TASK DIRECTIONS - Below are records; work out how many of their lines hold the string "жизни" and give that number alone.

━━━━━━━━━━━━━━━━━━━━

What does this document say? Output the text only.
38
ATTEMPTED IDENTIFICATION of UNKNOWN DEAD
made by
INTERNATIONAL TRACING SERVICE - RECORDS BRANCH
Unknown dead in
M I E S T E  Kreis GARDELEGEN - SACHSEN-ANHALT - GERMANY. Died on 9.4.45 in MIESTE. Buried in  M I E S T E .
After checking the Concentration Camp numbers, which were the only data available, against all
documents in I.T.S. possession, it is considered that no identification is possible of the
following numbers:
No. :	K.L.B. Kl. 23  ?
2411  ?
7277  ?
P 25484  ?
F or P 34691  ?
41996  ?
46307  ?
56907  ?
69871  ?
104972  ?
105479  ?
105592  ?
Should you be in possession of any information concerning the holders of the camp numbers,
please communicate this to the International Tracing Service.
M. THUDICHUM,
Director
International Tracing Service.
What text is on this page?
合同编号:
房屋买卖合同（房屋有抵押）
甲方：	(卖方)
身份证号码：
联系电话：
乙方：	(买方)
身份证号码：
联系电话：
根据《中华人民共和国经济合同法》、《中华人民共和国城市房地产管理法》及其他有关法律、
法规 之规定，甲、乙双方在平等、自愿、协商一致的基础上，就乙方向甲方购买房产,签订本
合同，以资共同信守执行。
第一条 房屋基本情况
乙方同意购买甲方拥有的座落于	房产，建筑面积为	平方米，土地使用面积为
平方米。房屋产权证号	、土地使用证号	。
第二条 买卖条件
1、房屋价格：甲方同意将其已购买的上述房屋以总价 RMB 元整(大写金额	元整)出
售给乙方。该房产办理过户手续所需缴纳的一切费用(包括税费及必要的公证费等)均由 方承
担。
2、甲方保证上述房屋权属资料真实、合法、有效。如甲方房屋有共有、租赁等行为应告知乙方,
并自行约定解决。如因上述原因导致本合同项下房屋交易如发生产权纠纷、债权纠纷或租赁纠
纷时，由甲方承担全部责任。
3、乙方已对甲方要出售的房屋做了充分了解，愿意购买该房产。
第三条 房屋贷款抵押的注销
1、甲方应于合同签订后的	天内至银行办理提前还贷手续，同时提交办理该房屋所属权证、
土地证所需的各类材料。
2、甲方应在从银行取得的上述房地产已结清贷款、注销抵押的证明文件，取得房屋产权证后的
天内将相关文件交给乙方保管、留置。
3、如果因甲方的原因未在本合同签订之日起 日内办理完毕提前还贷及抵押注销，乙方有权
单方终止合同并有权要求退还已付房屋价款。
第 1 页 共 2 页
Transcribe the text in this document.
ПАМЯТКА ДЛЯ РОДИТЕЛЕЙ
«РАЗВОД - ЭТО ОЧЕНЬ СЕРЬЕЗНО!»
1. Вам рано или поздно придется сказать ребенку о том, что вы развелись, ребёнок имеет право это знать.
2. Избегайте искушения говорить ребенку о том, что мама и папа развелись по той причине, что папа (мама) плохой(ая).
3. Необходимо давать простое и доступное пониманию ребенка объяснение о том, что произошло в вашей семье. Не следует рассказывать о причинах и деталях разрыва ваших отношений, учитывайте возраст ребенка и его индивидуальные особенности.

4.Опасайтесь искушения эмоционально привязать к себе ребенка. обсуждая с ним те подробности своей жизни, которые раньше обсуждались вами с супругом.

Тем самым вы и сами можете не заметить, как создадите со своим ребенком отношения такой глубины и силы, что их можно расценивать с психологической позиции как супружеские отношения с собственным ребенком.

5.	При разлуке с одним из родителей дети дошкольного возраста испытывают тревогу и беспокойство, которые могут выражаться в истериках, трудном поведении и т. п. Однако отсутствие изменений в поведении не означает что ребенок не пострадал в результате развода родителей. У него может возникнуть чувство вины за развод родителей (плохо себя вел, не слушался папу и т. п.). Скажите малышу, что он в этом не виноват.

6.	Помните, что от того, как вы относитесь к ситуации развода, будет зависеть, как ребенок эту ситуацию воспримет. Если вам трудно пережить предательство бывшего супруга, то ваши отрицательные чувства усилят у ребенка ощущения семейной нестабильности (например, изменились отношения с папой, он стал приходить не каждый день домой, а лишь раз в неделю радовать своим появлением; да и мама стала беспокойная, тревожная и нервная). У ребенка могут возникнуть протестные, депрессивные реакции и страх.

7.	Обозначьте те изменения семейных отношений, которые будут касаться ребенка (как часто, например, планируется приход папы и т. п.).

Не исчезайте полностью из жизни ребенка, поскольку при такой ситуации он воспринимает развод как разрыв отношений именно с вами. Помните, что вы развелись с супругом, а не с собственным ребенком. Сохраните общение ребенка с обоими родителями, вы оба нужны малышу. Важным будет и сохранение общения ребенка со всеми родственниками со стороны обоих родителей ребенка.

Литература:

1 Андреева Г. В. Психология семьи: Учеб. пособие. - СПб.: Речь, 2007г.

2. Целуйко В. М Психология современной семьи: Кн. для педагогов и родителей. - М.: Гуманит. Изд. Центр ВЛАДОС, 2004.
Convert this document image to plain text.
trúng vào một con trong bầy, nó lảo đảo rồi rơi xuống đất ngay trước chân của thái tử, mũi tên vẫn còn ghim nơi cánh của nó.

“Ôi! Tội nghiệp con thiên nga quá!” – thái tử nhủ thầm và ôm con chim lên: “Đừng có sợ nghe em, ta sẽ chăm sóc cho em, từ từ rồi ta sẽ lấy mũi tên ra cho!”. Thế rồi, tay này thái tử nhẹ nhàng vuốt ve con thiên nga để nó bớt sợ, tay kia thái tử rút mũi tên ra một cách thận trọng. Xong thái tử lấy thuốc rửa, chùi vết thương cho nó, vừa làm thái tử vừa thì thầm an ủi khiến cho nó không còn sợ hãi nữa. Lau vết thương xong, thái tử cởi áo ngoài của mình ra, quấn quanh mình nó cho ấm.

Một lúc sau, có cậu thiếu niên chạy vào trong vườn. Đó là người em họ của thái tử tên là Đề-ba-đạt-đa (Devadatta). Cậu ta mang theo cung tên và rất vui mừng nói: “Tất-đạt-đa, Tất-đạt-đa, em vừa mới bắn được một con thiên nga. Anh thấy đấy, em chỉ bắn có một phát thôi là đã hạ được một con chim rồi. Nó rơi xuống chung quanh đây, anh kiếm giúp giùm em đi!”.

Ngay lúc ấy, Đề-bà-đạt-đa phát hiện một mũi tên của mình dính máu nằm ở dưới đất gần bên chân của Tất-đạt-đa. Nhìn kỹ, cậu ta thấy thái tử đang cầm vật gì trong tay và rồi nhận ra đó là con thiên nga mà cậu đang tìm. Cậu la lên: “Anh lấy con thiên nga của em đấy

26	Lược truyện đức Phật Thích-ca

━━━━━━━━━━━━━━━━━━━━

REPLY TO THE EXERCISE - 2